(The exercise): All of the data needs to be repeated exactly.

(Records for the exercise):

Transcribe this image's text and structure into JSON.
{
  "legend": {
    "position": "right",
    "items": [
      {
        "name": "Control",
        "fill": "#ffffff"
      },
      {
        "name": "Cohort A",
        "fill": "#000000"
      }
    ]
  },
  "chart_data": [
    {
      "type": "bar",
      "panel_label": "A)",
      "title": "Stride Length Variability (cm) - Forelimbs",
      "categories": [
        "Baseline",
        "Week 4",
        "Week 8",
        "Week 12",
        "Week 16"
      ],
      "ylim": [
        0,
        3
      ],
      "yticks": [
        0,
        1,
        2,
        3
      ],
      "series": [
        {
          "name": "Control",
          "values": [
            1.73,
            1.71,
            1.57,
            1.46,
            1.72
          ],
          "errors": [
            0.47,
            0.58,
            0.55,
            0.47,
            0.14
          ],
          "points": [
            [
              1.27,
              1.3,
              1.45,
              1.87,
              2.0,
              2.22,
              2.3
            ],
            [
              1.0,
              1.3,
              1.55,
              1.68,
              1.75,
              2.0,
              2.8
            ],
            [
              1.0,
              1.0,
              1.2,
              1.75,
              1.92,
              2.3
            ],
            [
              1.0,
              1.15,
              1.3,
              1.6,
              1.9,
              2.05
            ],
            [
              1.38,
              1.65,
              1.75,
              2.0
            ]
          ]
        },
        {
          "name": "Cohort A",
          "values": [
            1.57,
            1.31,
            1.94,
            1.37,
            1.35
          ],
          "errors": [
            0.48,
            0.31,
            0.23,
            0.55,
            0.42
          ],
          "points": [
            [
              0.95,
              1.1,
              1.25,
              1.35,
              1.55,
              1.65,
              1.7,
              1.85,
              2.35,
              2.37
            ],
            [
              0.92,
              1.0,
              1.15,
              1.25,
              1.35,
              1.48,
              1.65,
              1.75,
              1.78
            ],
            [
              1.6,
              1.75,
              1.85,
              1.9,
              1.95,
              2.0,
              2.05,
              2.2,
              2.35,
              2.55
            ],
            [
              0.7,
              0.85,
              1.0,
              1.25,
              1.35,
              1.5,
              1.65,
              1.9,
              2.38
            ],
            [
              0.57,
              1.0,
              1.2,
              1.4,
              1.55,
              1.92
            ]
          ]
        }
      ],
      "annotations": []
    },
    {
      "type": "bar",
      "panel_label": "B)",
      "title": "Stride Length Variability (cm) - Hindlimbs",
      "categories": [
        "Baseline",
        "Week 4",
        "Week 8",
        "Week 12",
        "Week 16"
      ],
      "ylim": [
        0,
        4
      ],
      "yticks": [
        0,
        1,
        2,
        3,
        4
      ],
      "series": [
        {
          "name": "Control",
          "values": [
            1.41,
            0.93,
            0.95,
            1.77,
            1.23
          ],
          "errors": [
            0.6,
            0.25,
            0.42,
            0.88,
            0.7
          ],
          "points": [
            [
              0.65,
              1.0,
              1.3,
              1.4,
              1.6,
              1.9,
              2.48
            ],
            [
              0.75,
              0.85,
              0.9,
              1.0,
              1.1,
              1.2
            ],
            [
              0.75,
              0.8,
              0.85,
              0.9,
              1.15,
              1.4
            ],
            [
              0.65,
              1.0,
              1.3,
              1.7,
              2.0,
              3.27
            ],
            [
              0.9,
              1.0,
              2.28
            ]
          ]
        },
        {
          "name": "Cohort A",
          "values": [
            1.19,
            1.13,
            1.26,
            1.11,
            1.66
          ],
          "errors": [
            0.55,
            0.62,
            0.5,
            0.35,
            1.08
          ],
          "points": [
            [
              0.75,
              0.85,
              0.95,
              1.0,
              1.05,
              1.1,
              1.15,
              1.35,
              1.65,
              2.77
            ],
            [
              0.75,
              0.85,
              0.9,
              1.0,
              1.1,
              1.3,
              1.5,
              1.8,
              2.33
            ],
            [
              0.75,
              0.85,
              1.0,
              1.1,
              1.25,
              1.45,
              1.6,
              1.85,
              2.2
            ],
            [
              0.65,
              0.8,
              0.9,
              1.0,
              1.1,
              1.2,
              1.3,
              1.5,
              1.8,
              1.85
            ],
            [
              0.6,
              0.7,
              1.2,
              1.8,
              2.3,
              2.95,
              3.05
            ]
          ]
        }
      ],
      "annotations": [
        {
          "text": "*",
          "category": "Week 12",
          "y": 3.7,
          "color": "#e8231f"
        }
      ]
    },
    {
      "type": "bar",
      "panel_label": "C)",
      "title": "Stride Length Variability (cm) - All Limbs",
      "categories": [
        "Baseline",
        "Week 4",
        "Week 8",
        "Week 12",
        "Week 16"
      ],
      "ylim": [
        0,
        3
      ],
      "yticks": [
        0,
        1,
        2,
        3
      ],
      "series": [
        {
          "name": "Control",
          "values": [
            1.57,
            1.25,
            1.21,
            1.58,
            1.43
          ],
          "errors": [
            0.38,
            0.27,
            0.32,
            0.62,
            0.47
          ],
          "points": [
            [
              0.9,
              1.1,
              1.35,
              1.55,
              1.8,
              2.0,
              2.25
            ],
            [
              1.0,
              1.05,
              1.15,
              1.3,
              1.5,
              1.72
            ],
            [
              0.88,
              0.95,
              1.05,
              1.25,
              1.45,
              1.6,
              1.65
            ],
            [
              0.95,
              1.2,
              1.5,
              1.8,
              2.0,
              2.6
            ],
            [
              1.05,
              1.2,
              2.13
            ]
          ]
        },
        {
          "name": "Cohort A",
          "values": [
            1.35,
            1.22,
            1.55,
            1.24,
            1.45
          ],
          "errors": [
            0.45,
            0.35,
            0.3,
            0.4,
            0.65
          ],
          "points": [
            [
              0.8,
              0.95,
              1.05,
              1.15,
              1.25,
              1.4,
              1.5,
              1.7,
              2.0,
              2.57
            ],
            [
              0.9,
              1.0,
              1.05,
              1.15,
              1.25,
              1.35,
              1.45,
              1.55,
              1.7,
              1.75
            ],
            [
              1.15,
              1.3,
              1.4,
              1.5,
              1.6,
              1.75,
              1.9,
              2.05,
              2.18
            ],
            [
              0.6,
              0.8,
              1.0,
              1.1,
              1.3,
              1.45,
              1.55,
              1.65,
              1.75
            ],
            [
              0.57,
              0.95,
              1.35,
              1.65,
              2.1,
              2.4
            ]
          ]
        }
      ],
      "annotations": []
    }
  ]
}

(Answer):
Transcribe this image's text and structure into JSON.
{
  "legend": {
    "position": "right",
    "items": [
      {
        "name": "Control",
        "fill": "#ffffff"
      },
      {
        "name": "Cohort A",
        "fill": "#000000"
      }
    ]
  },
  "chart_data": [
    {
      "type": "bar",
      "panel_label": "A)",
      "title": "Stride Length Variability (cm) - Forelimbs",
      "categories": [
        "Baseline",
        "Week 4",
        "Week 8",
        "Week 12",
        "Week 16"
      ],
      "ylim": [
        0,
        3
      ],
      "yticks": [
        0,
        1,
        2,
        3
      ],
      "series": [
        {
          "name": "Control",
          "values": [
            1.73,
            1.71,
            1.57,
            1.46,
            1.72
          ],
          "errors": [
            0.47,
            0.58,
            0.55,
            0.47,
            0.14
          ],
          "points": [
            [
              1.27,
              1.3,
              1.45,
              1.87,
              2.0,
              2.22,
              2.3
            ],
            [
              1.0,
              1.3,
              1.55,
              1.68,
              1.75,
              2.0,
              2.8
            ],
            [
              1.0,
              1.0,
              1.2,
              1.75,
              1.92,
              2.3
            ],
            [
              1.0,
              1.15,
              1.3,
              1.6,
              1.9,
              2.05
            ],
            [
              1.38,
              1.65,
              1.75,
              2.0
            ]
          ]
        },
        {
          "name": "Cohort A",
          "values": [
            1.57,
            1.31,
            1.94,
            1.37,
            1.35
          ],
          "errors": [
            0.48,
            0.31,
            0.23,
            0.55,
            0.42
          ],
          "points": [
            [
              0.95,
              1.1,
              1.25,
              1.35,
              1.55,
              1.65,
              1.7,
              1.85,
              2.35,
              2.37
            ],
            [
              0.92,
              1.0,
              1.15,
              1.25,
              1.35,
              1.48,
              1.65,
              1.75,
              1.78
            ],
            [
              1.6,
              1.75,
              1.85,
              1.9,
              1.95,
              2.0,
              2.05,
              2.2,
              2.35,
              2.55
            ],
            [
              0.7,
              0.85,
              1.0,
              1.25,
              1.35,
              1.5,
              1.65,
              1.9,
              2.38
            ],
            [
              0.57,
              1.0,
              1.2,
              1.4,
              1.55,
              1.92
            ]
          ]
        }
      ],
      "annotations": []
    },
    {
      "type": "bar",
      "panel_label": "B)",
      "title": "Stride Length Variability (cm) - Hindlimbs",
      "categories": [
        "Baseline",
        "Week 4",
        "Week 8",
        "Week 12",
        "Week 16"
      ],
      "ylim": [
        0,
        4
      ],
      "yticks": [
        0,
        1,
        2,
        3,
        4
      ],
      "series": [
        {
          "name": "Control",
          "values": [
            1.41,
            0.93,
            0.95,
            1.77,
            1.23
          ],
          "errors": [
            0.6,
            0.25,
            0.42,
            0.88,
            0.7
          ],
          "points": [
            [
              0.65,
              1.0,
              1.3,
              1.4,
              1.6,
              1.9,
              2.48
            ],
            [
              0.75,
              0.85,
              0.9,
              1.0,
              1.1,
              1.2
            ],
            [
              0.75,
              0.8,
              0.85,
              0.9,
              1.15,
              1.4
            ],
            [
              0.65,
              1.0,
              1.3,
              1.7,
              2.0,
              3.27
            ],
            [
              0.9,
              1.0,
              2.28
            ]
          ]
        },
        {
          "name": "Cohort A",
          "values": [
            1.19,
            1.13,
            1.26,
            1.11,
            1.66
          ],
          "errors": [
            0.55,
            0.62,
            0.5,
            0.35,
            1.08
          ],
          "points": [
            [
              0.75,
              0.85,
              0.95,
              1.0,
              1.05,
              1.1,
              1.15,
              1.35,
              1.65,
              2.77
            ],
            [
              0.75,
              0.85,
              0.9,
              1.0,
              1.1,
              1.3,
              1.5,
              1.8,
              2.33
            ],
            [
              0.75,
              0.85,
              1.0,
              1.1,
              1.25,
              1.45,
              1.6,
              1.85,
              2.2
            ],
            [
              0.65,
              0.8,
              0.9,
              1.0,
              1.1,
              1.2,
              1.3,
              1.5,
              1.8,
              1.85
            ],
            [
              0.6,
              0.7,
              1.2,
              1.8,
              2.3,
              2.95,
              3.05
            ]
          ]
        }
      ],
      "annotations": [
        {
          "text": "*",
          "category": "Week 12",
          "y": 3.7,
          "color": "#e8231f"
        }
      ]
    },
    {
      "type": "bar",
      "panel_label": "C)",
      "title": "Stride Length Variability (cm) - All Limbs",
      "categories": [
        "Baseline",
        "Week 4",
        "Week 8",
        "Week 12",
        "Week 16"
      ],
      "ylim": [
        0,
        3
      ],
      "yticks": [
        0,
        1,
        2,
        3
      ],
      "series": [
        {
          "name": "Control",
          "values": [
            1.57,
            1.25,
            1.21,
            1.58,
            1.43
          ],
          "errors": [
            0.38,
            0.27,
            0.32,
            0.62,
            0.47
          ],
          "points": [
            [
              0.9,
              1.1,
              1.35,
              1.55,
              1.8,
              2.0,
              2.25
            ],
            [
              1.0,
              1.05,
              1.15,
              1.3,
              1.5,
              1.72
            ],
            [
              0.88,
              0.95,
              1.05,
              1.25,
              1.45,
              1.6,
              1.65
            ],
            [
              0.95,
              1.2,
              1.5,
              1.8,
              2.0,
              2.6
            ],
            [
              1.05,
              1.2,
              2.13
            ]
          ]
        },
        {
          "name": "Cohort A",
          "values": [
            1.35,
            1.22,
            1.55,
            1.24,
            1.45
          ],
          "errors": [
            0.45,
            0.35,
            0.3,
            0.4,
            0.65
          ],
          "points": [
            [
              0.8,
              0.95,
              1.05,
              1.15,
              1.25,
              1.4,
              1.5,
              1.7,
              2.0,
              2.57
            ],
            [
              0.9,
              1.0,
              1.05,
              1.15,
              1.25,
              1.35,
              1.45,
              1.55,
              1.7,
              1.75
            ],
            [
              1.15,
              1.3,
              1.4,
              1.5,
              1.6,
              1.75,
              1.9,
              2.05,
              2.18
            ],
            [
              0.6,
              0.8,
              1.0,
              1.1,
              1.3,
              1.45,
              1.55,
              1.65,
              1.75
            ],
            [
              0.57,
              0.95,
              1.35,
              1.65,
              2.1,
              2.4
            ]
          ]
        }
      ],
      "annotations": []
    }
  ]
}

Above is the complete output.